Set exercise » Look over the entries that follow and work out how many lines contain "from". State the number only.

Stored records »
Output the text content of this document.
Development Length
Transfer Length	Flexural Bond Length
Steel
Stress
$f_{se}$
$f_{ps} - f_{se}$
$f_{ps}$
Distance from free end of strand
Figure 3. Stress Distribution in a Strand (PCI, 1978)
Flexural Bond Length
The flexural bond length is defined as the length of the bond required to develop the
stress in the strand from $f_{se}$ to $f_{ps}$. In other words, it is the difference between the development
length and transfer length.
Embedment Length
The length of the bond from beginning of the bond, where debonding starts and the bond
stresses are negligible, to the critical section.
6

Reply to the exercise » 3